#### Brano da leggere

I marchi italiani in Israele

Siamo il primo fornitore di pasta con circa il 45% delle importazioni e i nomi più presenti sono Barilla, De Cecco, Rummo, Del Verde… Ma il piatto forte sono dolci, biscotti e snack: fra le marche più diffuse spicca Ferrero con Nutella e Kinder, oltre a Loacker, Bauli, Galbusera, Balocco e Colussi. Questa categoria vale oltre 34 milioni di dollari l’anno di export. Nel settore dei pomodori troviamo: Mutti, Petti, Cirio e Pomì tanto che l’Italia copre oltre il 40% delle importazioni del settore. Oltre il 60% delle acque minerali bevute a Tel Aviv   proviene dal nostro Paese: fra i marchi troviamo San Pellegrino, San Benedetto e Ferrarelle, accanto a bevande alcoliche firmate Campari e Aperol. I liquori italiani e i vini coprono oltre 40-50 milioni di euro.

########
#### Dati forniti

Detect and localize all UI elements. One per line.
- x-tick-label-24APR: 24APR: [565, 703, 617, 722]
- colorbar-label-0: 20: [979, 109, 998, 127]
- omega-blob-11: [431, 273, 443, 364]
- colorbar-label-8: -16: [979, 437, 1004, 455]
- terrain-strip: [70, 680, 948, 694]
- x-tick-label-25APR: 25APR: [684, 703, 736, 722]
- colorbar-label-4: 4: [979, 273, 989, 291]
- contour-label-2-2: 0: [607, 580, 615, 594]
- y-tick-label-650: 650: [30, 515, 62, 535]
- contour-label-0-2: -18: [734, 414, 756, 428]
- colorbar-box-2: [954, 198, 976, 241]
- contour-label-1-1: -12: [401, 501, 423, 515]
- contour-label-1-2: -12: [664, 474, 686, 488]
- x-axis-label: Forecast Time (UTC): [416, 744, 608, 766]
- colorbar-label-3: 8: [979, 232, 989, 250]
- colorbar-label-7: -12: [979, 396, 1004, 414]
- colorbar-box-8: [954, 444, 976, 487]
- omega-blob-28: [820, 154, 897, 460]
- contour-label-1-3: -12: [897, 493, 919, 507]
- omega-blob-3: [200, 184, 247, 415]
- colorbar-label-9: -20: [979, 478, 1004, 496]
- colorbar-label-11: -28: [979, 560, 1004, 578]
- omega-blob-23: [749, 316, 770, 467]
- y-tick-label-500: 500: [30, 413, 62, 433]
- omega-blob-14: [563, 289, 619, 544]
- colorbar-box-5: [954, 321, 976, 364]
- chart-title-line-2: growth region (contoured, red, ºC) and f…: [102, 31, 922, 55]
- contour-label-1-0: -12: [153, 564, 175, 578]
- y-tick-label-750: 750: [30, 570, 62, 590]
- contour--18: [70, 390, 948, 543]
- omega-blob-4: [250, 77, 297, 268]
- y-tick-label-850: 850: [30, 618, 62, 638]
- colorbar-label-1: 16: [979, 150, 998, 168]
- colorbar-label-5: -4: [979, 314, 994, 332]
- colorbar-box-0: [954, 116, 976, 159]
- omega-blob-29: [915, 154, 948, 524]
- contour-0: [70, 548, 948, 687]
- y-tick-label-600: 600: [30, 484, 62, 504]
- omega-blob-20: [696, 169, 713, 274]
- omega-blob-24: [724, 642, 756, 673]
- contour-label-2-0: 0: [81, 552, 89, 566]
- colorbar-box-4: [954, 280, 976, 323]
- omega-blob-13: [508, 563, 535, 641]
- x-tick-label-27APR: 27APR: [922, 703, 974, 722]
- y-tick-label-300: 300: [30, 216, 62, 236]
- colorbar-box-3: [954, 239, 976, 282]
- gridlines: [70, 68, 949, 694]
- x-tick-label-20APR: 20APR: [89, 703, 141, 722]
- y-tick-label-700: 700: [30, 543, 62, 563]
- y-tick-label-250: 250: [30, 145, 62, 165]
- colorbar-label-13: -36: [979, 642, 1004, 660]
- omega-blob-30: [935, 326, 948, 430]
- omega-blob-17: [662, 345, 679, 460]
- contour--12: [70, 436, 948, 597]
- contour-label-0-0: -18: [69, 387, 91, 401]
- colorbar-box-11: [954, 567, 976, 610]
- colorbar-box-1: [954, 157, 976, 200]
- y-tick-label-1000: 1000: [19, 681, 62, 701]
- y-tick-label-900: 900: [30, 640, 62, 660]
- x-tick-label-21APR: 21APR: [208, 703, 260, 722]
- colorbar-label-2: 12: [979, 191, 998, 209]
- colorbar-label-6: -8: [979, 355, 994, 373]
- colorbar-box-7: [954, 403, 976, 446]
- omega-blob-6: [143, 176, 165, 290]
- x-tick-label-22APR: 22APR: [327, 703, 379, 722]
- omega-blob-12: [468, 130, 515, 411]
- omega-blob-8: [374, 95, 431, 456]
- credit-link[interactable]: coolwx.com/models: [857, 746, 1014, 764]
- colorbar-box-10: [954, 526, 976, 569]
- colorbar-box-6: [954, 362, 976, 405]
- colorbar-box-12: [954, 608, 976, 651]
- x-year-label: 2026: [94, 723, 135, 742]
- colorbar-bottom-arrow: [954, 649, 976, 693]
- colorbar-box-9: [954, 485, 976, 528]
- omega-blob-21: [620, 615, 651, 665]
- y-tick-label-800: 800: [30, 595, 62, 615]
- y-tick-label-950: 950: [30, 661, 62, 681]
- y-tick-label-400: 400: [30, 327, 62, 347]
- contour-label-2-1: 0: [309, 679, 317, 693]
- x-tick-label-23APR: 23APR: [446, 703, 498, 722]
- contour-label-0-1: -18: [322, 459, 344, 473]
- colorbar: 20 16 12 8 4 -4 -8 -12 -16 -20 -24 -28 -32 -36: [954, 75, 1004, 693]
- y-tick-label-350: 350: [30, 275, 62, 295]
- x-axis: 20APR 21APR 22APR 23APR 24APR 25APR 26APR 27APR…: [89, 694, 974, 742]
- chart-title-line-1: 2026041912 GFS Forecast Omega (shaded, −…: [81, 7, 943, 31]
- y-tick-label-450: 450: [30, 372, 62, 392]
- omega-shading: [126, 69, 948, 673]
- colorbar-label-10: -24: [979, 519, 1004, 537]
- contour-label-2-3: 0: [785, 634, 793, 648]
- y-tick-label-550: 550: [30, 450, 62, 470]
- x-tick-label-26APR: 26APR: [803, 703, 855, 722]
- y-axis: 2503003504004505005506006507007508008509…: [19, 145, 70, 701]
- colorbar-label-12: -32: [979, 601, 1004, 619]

########

- Esercizio 1
Elenca tutti i marchi di pomodori citati nel brano sui marchi italiani in Israele.
- Esercizio 2
Riprendi il brano sui marchi italiani in Israele e scrivine il seguito a partire dall'ultima frase riportata.

- Risposta attesa 1
Mutti, Petti, Cirio e Pomì.

- Risposta attesa 2
Il commercio di caffè – con marchi come Illy, Lavazza e Segafredo, affiancati da torrefazioni medie come Caffè Mauro – vale oltre 30 milioni di dollari e costituisce circa un quarto di tutto il caffè importato. Allo stesso modo l’olio d’oliva italiano copre il 14% dell’import.  Israele rappresenta quindi un mercato redditizio per molti comparti agroalimentari italiani e le nostre imprese beneficiano di questa domanda estera in continua crescita. Non a caso, il governo italiano ha mantenuto un approccio di collaborazione economica molto stretto anche  dopo lo scoppio della guerra a Gaza.

Più efficace fermare l’export che boicottare l’import?

Alla luce di quanto emerso, il rifiuto da parte di alcuni consumatori italiani di acquistare prodotti made in Israel ha un impatto economico  “marginale”. Una leva di pressione molto più incisiva sarebbe quella di interrompere (anche temporaneamente) l’export italiano da parte delle grandi aziende del food.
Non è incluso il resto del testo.